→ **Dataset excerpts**
<<<<

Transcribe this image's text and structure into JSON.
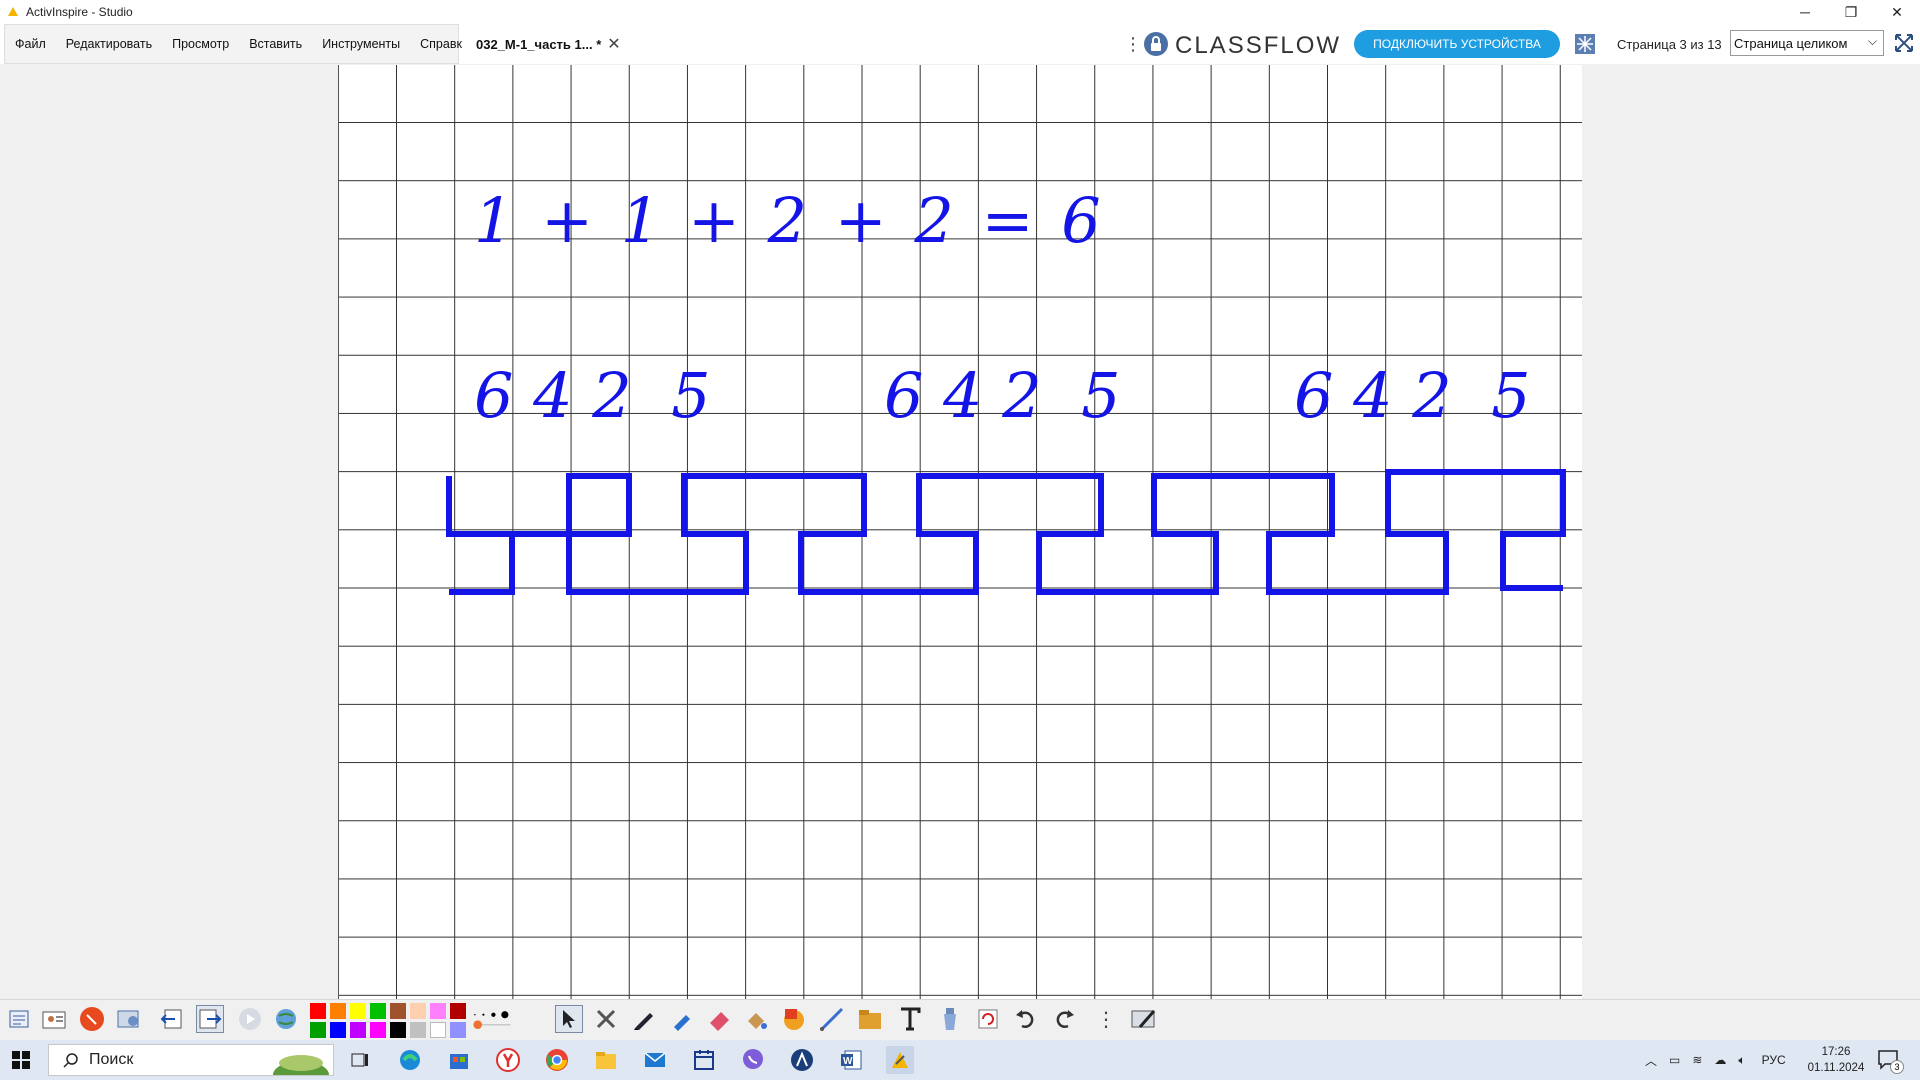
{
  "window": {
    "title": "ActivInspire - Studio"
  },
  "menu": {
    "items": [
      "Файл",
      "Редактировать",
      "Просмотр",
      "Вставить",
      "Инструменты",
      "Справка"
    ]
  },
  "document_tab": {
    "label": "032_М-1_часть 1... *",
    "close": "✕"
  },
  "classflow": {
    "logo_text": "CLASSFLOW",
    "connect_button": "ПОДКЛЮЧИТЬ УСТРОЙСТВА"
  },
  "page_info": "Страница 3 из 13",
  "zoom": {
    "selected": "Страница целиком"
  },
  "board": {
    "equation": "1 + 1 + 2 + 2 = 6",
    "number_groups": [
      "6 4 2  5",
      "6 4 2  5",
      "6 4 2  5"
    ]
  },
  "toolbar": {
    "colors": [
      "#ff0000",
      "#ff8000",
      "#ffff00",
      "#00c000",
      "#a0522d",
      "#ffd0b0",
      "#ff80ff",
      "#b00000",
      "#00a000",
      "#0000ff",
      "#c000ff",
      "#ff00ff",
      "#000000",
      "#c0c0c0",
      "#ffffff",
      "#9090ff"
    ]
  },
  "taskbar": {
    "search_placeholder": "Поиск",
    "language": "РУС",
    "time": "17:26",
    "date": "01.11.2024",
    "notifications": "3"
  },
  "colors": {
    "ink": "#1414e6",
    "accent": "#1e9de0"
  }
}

>>>>
<<<<

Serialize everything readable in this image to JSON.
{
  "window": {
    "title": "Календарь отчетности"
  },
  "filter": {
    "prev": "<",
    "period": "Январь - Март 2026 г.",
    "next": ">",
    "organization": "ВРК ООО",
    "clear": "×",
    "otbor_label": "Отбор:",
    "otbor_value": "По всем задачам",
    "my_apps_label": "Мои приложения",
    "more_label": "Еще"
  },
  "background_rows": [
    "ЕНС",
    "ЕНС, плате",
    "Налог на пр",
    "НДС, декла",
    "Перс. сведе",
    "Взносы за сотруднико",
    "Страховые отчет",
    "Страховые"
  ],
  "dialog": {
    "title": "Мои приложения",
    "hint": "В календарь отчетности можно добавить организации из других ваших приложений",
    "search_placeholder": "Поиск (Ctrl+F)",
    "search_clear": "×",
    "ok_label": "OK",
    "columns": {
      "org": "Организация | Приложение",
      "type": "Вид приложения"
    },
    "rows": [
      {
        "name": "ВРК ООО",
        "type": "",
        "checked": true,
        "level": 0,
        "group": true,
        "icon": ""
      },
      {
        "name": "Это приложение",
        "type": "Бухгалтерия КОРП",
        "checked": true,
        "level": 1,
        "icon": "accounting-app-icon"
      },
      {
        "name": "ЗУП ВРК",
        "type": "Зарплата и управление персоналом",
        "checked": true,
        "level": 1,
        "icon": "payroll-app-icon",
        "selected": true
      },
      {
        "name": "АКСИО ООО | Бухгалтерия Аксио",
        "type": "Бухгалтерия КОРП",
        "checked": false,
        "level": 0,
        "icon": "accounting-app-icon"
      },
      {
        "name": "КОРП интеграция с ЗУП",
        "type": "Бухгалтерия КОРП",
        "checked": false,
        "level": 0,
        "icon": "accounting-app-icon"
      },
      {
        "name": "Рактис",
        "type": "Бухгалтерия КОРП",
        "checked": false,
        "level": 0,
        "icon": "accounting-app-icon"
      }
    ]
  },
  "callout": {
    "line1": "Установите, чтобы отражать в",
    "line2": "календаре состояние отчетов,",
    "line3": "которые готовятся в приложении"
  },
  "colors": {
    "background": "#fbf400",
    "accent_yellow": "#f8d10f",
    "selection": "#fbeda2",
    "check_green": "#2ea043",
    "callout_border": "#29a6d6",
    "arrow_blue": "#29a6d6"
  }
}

>>>>

→ **Aim**
Copy every line in the records above that contains the word "title".

→ **Solution**
    "title": "ActivInspire - Studio"
    "title": "Календарь отчетности"
    "title": "Мои приложения",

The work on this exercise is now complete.